Exercise goal: Without including the pictures, copy out every line below.

Material supplied:
:::::

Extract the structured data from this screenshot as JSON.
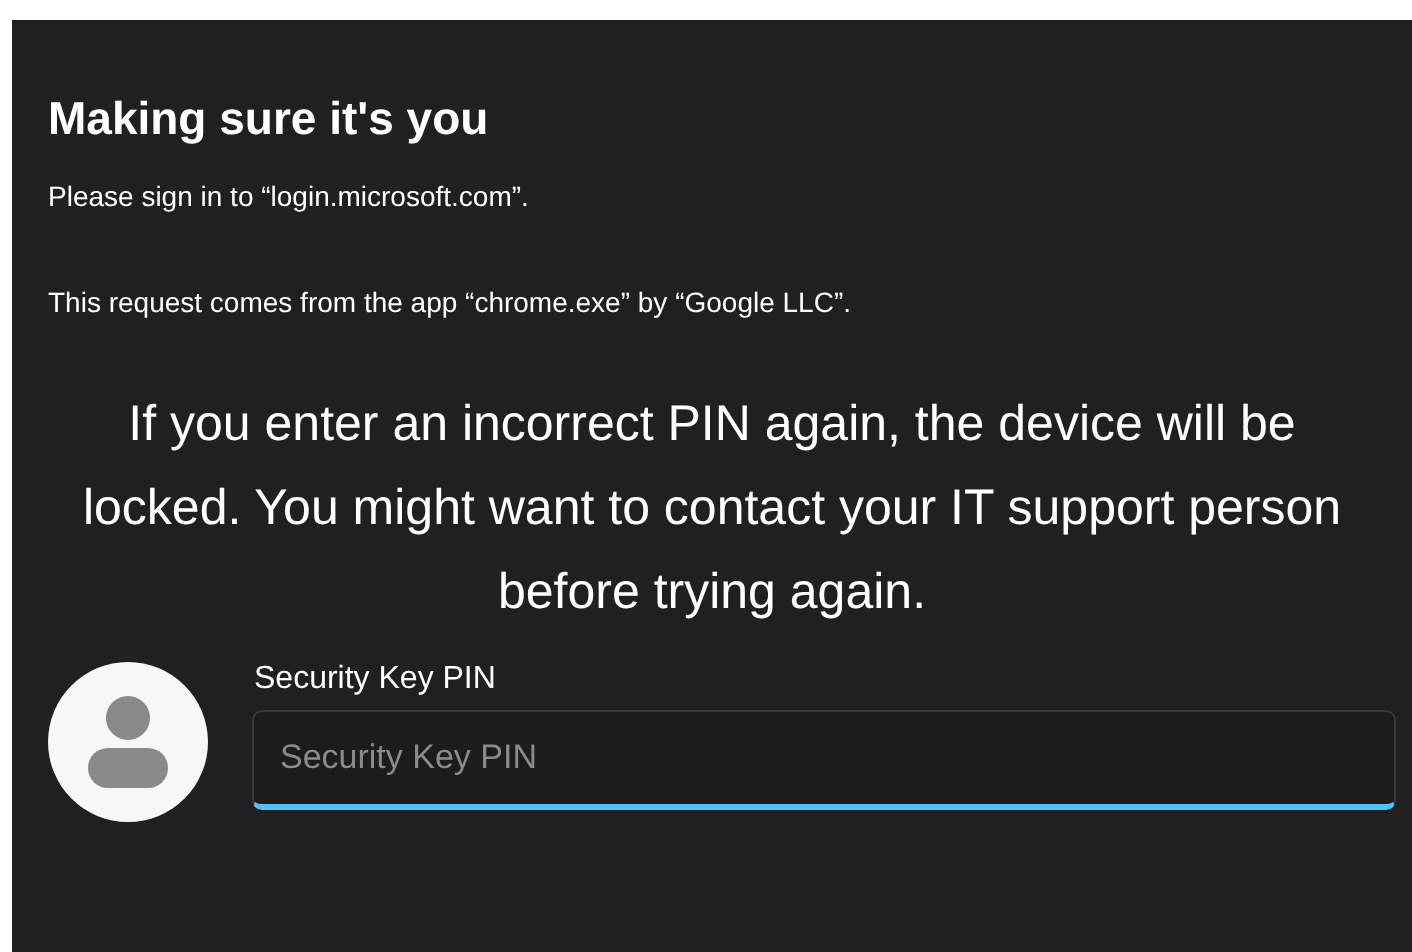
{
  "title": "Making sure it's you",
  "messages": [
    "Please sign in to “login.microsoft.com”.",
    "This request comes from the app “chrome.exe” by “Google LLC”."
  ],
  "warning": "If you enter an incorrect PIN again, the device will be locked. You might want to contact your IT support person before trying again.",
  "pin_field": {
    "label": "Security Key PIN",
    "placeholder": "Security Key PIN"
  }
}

:::::

Task solution:
Extract the structured data from this screenshot as JSON.
{
  "title": "Making sure it's you",
  "messages": [
    "Please sign in to “login.microsoft.com”.",
    "This request comes from the app “chrome.exe” by “Google LLC”."
  ],
  "warning": "If you enter an incorrect PIN again, the device will be locked. You might want to contact your IT support person before trying again.",
  "pin_field": {
    "label": "Security Key PIN",
    "placeholder": "Security Key PIN"
  }
}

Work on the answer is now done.